- PROMPT -
Gather up the lines with the word "title" in them.

- Stored data -
--

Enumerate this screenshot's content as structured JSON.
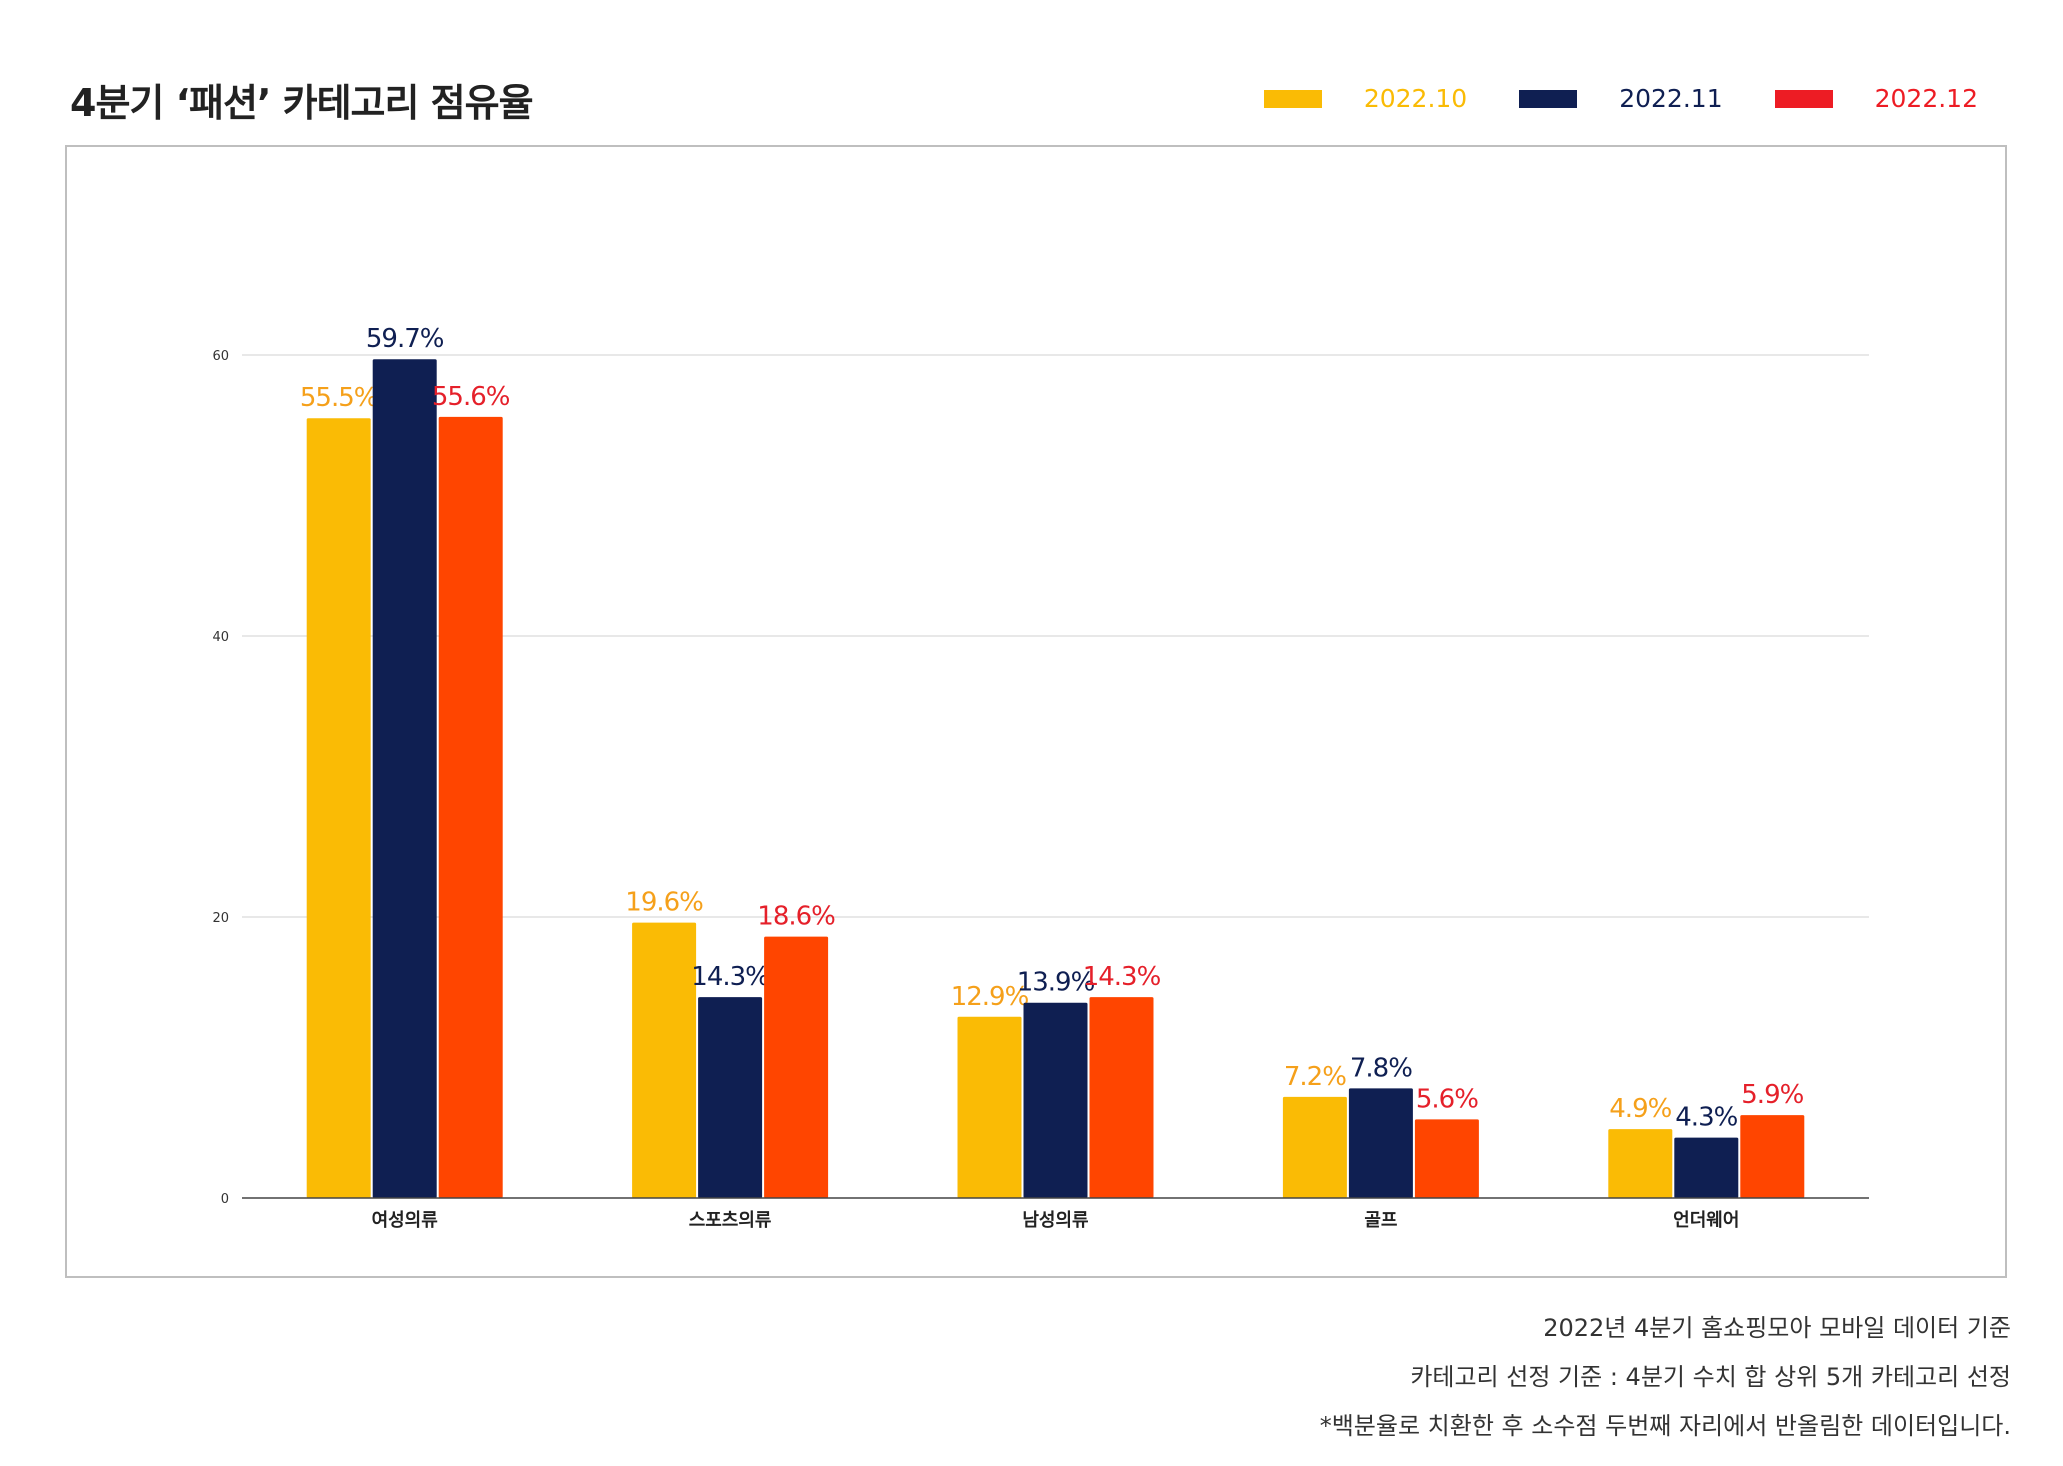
{
  "title": "4분기 ‘패션’ 카테고리 점유율",
  "legend": [
    {
      "label": "2022.10",
      "color": "#FABB05"
    },
    {
      "label": "2022.11",
      "color": "#0F1F52"
    },
    {
      "label": "2022.12",
      "color": "#ED1C24"
    }
  ],
  "chart_data": {
    "type": "bar",
    "title": "4분기 ‘패션’ 카테고리 점유율",
    "categories": [
      "여성의류",
      "스포츠의류",
      "남성의류",
      "골프",
      "언더웨어"
    ],
    "series": [
      {
        "name": "2022.10",
        "values": [
          55.5,
          19.6,
          12.9,
          7.2,
          4.9
        ],
        "color": "#FABB05",
        "label_color": "#F5A01A"
      },
      {
        "name": "2022.11",
        "values": [
          59.7,
          14.3,
          13.9,
          7.8,
          4.3
        ],
        "color": "#0F1F52",
        "label_color": "#0F1F52"
      },
      {
        "name": "2022.12",
        "values": [
          55.6,
          18.6,
          14.3,
          5.6,
          5.9
        ],
        "color": "#FF4500",
        "label_color": "#E5202A"
      }
    ],
    "data_labels": [
      [
        "55.5%",
        "19.6%",
        "12.9%",
        "7.2%",
        "4.9%"
      ],
      [
        "59.7%",
        "14.3%",
        "13.9%",
        "7.8%",
        "4.3%"
      ],
      [
        "55.6%",
        "18.6%",
        "14.3%",
        "5.6%",
        "5.9%"
      ]
    ],
    "y_ticks": [
      0,
      20,
      40,
      60
    ],
    "ylim": [
      0,
      60
    ],
    "grid": true,
    "xlabel": "",
    "ylabel": ""
  },
  "footnotes": [
    "2022년 4분기 홈쇼핑모아 모바일 데이터 기준",
    "카테고리 선정 기준 : 4분기 수치 합 상위 5개 카테고리 선정",
    "*백분율로 치환한 후 소수점 두번째 자리에서 반올림한 데이터입니다."
  ]
}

--

- RESULT FOR THIS EXERCISE -
  "title": "4분기 ‘패션’ 카테고리 점유율",
    "title": "4분기 ‘패션’ 카테고리 점유율",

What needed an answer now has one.